WHAT NEEDS TO BE DONE |
What follows is a set of records; restate each one word for word and drop the pictures.

╭─ DATA

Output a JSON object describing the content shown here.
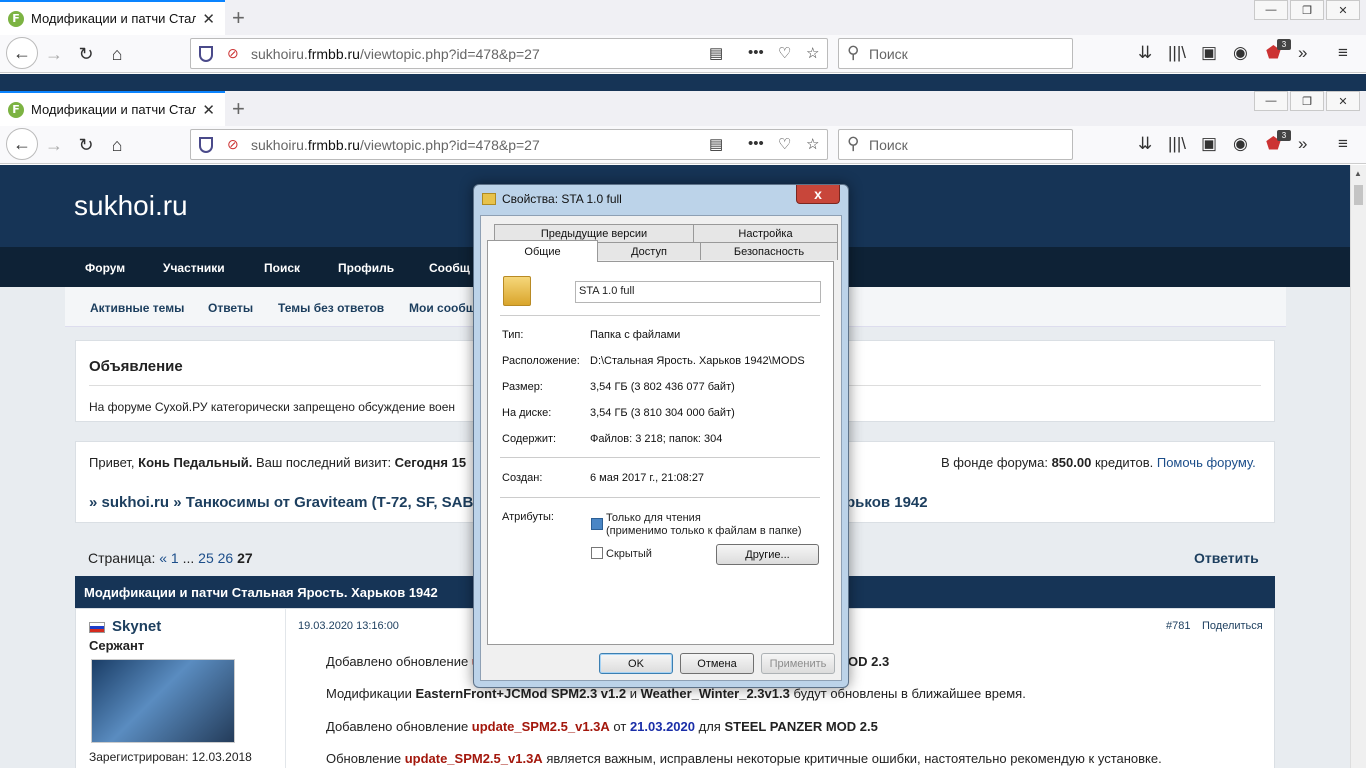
{
  "browser": {
    "tab_title": "Модификации и патчи Стальн",
    "url_host": "sukhoiru.",
    "url_domain": "frmbb.ru",
    "url_path": "/viewtopic.php?id=478&p=27",
    "search_placeholder": "Поиск",
    "badge": "3"
  },
  "site": {
    "logo": "sukhoi.ru",
    "menu": [
      "Форум",
      "Участники",
      "Поиск",
      "Профиль",
      "Сообщ"
    ],
    "submenu": [
      "Активные темы",
      "Ответы",
      "Темы без ответов",
      "Мои сообщ"
    ]
  },
  "announcement": {
    "title": "Объявление",
    "text": "На форуме Сухой.РУ категорически запрещено обсуждение воен"
  },
  "welcome": {
    "greeting": "Привет, ",
    "user": "Конь Педальный.",
    "last_visit_label": "  Ваш последний визит: ",
    "last_visit": "Сегодня 15",
    "fund_text": "В фонде форума: ",
    "fund_amount": "850.00",
    "fund_unit": " кредитов. ",
    "help": "Помочь форуму."
  },
  "breadcrumb": {
    "a": "» sukhoi.ru",
    "b": "» Танкосимы от Graviteam (Т-72, SF, SABO",
    "c": "рьков 1942"
  },
  "pagination": {
    "label": "Страница:",
    "prev": "«",
    "p1": "1",
    "dots": "...",
    "p25": "25",
    "p26": "26",
    "current": "27",
    "reply": "Ответить"
  },
  "topic_title": "Модификации и патчи Стальная Ярость. Харьков 1942",
  "post": {
    "author": "Skynet",
    "rank": "Сержант",
    "registered": "Зарегистрирован: 12.03.2018",
    "date": "19.03.2020 13:16:00",
    "num": "#781",
    "share": "Поделиться",
    "l1a": "Добавлено обновление ",
    "l1b": "u",
    "l1c": "OD 2.3",
    "l2a": "Модификации ",
    "l2b": "EasternFront+JCMod SPM2.3 v1.2",
    "l2c": " и ",
    "l2d": "Weather_Winter_2.3v1.3",
    "l2e": " будут обновлены в ближайшее время.",
    "l3a": "Добавлено обновление ",
    "l3b": "update_SPM2.5_v1.3A",
    "l3c": " от ",
    "l3d": "21.03.2020",
    "l3e": " для ",
    "l3f": "STEEL PANZER MOD 2.5",
    "l4a": "Обновление ",
    "l4b": "update_SPM2.5_v1.3A",
    "l4c": " является важным, исправлены некоторые критичные ошибки, настоятельно рекомендую к установке."
  },
  "dialog": {
    "title": "Свойства: STA 1.0 full",
    "close": "x",
    "tabs_top": [
      "Предыдущие версии",
      "Настройка"
    ],
    "tabs_bottom": [
      "Общие",
      "Доступ",
      "Безопасность"
    ],
    "name": "STA 1.0 full",
    "rows": [
      {
        "label": "Тип:",
        "value": "Папка с файлами"
      },
      {
        "label": "Расположение:",
        "value": "D:\\Стальная Ярость. Харьков 1942\\MODS"
      },
      {
        "label": "Размер:",
        "value": "3,54 ГБ (3 802 436 077 байт)"
      },
      {
        "label": "На диске:",
        "value": "3,54 ГБ (3 810 304 000 байт)"
      },
      {
        "label": "Содержит:",
        "value": "Файлов: 3 218; папок: 304"
      }
    ],
    "created_label": "Создан:",
    "created": "6 мая 2017 г., 21:08:27",
    "attr_label": "Атрибуты:",
    "readonly": "Только для чтения",
    "readonly_note": "(применимо только к файлам в папке)",
    "hidden": "Скрытый",
    "other": "Другие...",
    "ok": "OK",
    "cancel": "Отмена",
    "apply": "Применить"
  }
}
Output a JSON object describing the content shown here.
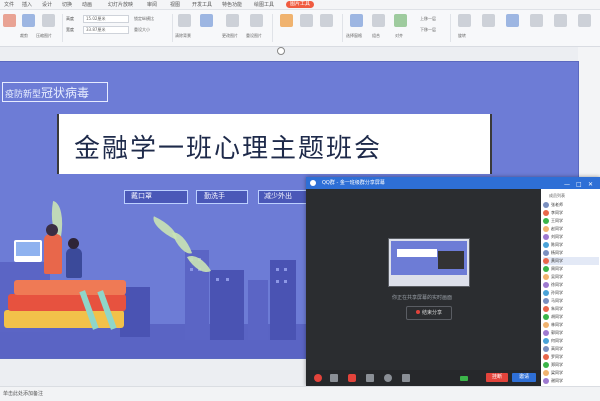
{
  "menu": {
    "items": [
      "文件",
      "插入",
      "设计",
      "切换",
      "动画",
      "幻灯片放映",
      "审阅",
      "视图",
      "开发工具",
      "特色功能",
      "绘图工具"
    ],
    "active": "图片工具"
  },
  "ribbon": {
    "height_label": "高度",
    "height_value": "15.02厘米",
    "width_label": "宽度",
    "width_value": "33.87厘米",
    "lock_ratio": "锁定纵横比",
    "reset_size": "重设大小",
    "crop": "裁剪",
    "compress": "压缩图片",
    "clear_bg": "清除背景",
    "change_pic": "更改图片",
    "reset_pic": "重设图片",
    "up_one": "上移一层",
    "down_one": "下移一层",
    "align": "对齐",
    "rotate": "旋转",
    "select_pane": "选择窗格",
    "group": "组合"
  },
  "slide": {
    "tag_text_small": "疫防新型",
    "tag_text_big": "冠状病毒",
    "title": "金融学一班心理主题班会",
    "slogans": [
      "勤洗手",
      "戴口罩",
      "常通风",
      "减少外出"
    ]
  },
  "qq_window": {
    "title": "QQ群",
    "subtitle": "金一班级群分享屏幕",
    "caption": "你正在共享屏幕的实时画面",
    "stop_label": "结束分享",
    "bottom_btn_red": "挂断",
    "bottom_btn_blue": "邀请",
    "members_header": "成员列表",
    "members": [
      "张老师",
      "李同学",
      "王同学",
      "赵同学",
      "刘同学",
      "陈同学",
      "杨同学",
      "黄同学",
      "周同学",
      "吴同学",
      "徐同学",
      "孙同学",
      "马同学",
      "朱同学",
      "胡同学",
      "林同学",
      "郭同学",
      "何同学",
      "高同学",
      "罗同学",
      "郑同学",
      "梁同学",
      "谢同学"
    ]
  },
  "status": {
    "text": "单击此处添加备注"
  },
  "colors": {
    "slide_bg": "#6d7cd6",
    "accent": "#f05b41",
    "qq_blue": "#2e6fd6"
  }
}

╰─

ANSWER TO THIS PROBLEM |
Output a JSON object describing the content shown here.
{
  "browser": {
    "tab_title": "Модификации и патчи Стальн",
    "url_host": "sukhoiru.",
    "url_domain": "frmbb.ru",
    "url_path": "/viewtopic.php?id=478&p=27",
    "search_placeholder": "Поиск",
    "badge": "3"
  },
  "site": {
    "logo": "sukhoi.ru",
    "menu": [
      "Форум",
      "Участники",
      "Поиск",
      "Профиль",
      "Сообщ"
    ],
    "submenu": [
      "Активные темы",
      "Ответы",
      "Темы без ответов",
      "Мои сообщ"
    ]
  },
  "announcement": {
    "title": "Объявление",
    "text": "На форуме Сухой.РУ категорически запрещено обсуждение воен"
  },
  "welcome": {
    "greeting": "Привет, ",
    "user": "Конь Педальный.",
    "last_visit_label": "  Ваш последний визит: ",
    "last_visit": "Сегодня 15",
    "fund_text": "В фонде форума: ",
    "fund_amount": "850.00",
    "fund_unit": " кредитов. ",
    "help": "Помочь форуму."
  },
  "breadcrumb": {
    "a": "» sukhoi.ru",
    "b": "» Танкосимы от Graviteam (Т-72, SF, SABO",
    "c": "рьков 1942"
  },
  "pagination": {
    "label": "Страница:",
    "prev": "«",
    "p1": "1",
    "dots": "...",
    "p25": "25",
    "p26": "26",
    "current": "27",
    "reply": "Ответить"
  },
  "topic_title": "Модификации и патчи Стальная Ярость. Харьков 1942",
  "post": {
    "author": "Skynet",
    "rank": "Сержант",
    "registered": "Зарегистрирован: 12.03.2018",
    "date": "19.03.2020 13:16:00",
    "num": "#781",
    "share": "Поделиться",
    "l1a": "Добавлено обновление ",
    "l1b": "u",
    "l1c": "OD 2.3",
    "l2a": "Модификации ",
    "l2b": "EasternFront+JCMod SPM2.3 v1.2",
    "l2c": " и ",
    "l2d": "Weather_Winter_2.3v1.3",
    "l2e": " будут обновлены в ближайшее время.",
    "l3a": "Добавлено обновление ",
    "l3b": "update_SPM2.5_v1.3A",
    "l3c": " от ",
    "l3d": "21.03.2020",
    "l3e": " для ",
    "l3f": "STEEL PANZER MOD 2.5",
    "l4a": "Обновление ",
    "l4b": "update_SPM2.5_v1.3A",
    "l4c": " является важным, исправлены некоторые критичные ошибки, настоятельно рекомендую к установке."
  },
  "dialog": {
    "title": "Свойства: STA 1.0 full",
    "close": "x",
    "tabs_top": [
      "Предыдущие версии",
      "Настройка"
    ],
    "tabs_bottom": [
      "Общие",
      "Доступ",
      "Безопасность"
    ],
    "name": "STA 1.0 full",
    "rows": [
      {
        "label": "Тип:",
        "value": "Папка с файлами"
      },
      {
        "label": "Расположение:",
        "value": "D:\\Стальная Ярость. Харьков 1942\\MODS"
      },
      {
        "label": "Размер:",
        "value": "3,54 ГБ (3 802 436 077 байт)"
      },
      {
        "label": "На диске:",
        "value": "3,54 ГБ (3 810 304 000 байт)"
      },
      {
        "label": "Содержит:",
        "value": "Файлов: 3 218; папок: 304"
      }
    ],
    "created_label": "Создан:",
    "created": "6 мая 2017 г., 21:08:27",
    "attr_label": "Атрибуты:",
    "readonly": "Только для чтения",
    "readonly_note": "(применимо только к файлам в папке)",
    "hidden": "Скрытый",
    "other": "Другие...",
    "ok": "OK",
    "cancel": "Отмена",
    "apply": "Применить"
  }
}
Output a JSON object describing the content shown here.
{
  "menu": {
    "items": [
      "文件",
      "插入",
      "设计",
      "切换",
      "动画",
      "幻灯片放映",
      "审阅",
      "视图",
      "开发工具",
      "特色功能",
      "绘图工具"
    ],
    "active": "图片工具"
  },
  "ribbon": {
    "height_label": "高度",
    "height_value": "15.02厘米",
    "width_label": "宽度",
    "width_value": "33.87厘米",
    "lock_ratio": "锁定纵横比",
    "reset_size": "重设大小",
    "crop": "裁剪",
    "compress": "压缩图片",
    "clear_bg": "清除背景",
    "change_pic": "更改图片",
    "reset_pic": "重设图片",
    "up_one": "上移一层",
    "down_one": "下移一层",
    "align": "对齐",
    "rotate": "旋转",
    "select_pane": "选择窗格",
    "group": "组合"
  },
  "slide": {
    "tag_text_small": "疫防新型",
    "tag_text_big": "冠状病毒",
    "title": "金融学一班心理主题班会",
    "slogans": [
      "勤洗手",
      "戴口罩",
      "常通风",
      "减少外出"
    ]
  },
  "qq_window": {
    "title": "QQ群",
    "subtitle": "金一班级群分享屏幕",
    "caption": "你正在共享屏幕的实时画面",
    "stop_label": "结束分享",
    "bottom_btn_red": "挂断",
    "bottom_btn_blue": "邀请",
    "members_header": "成员列表",
    "members": [
      "张老师",
      "李同学",
      "王同学",
      "赵同学",
      "刘同学",
      "陈同学",
      "杨同学",
      "黄同学",
      "周同学",
      "吴同学",
      "徐同学",
      "孙同学",
      "马同学",
      "朱同学",
      "胡同学",
      "林同学",
      "郭同学",
      "何同学",
      "高同学",
      "罗同学",
      "郑同学",
      "梁同学",
      "谢同学"
    ]
  },
  "status": {
    "text": "单击此处添加备注"
  },
  "colors": {
    "slide_bg": "#6d7cd6",
    "accent": "#f05b41",
    "qq_blue": "#2e6fd6"
  }
}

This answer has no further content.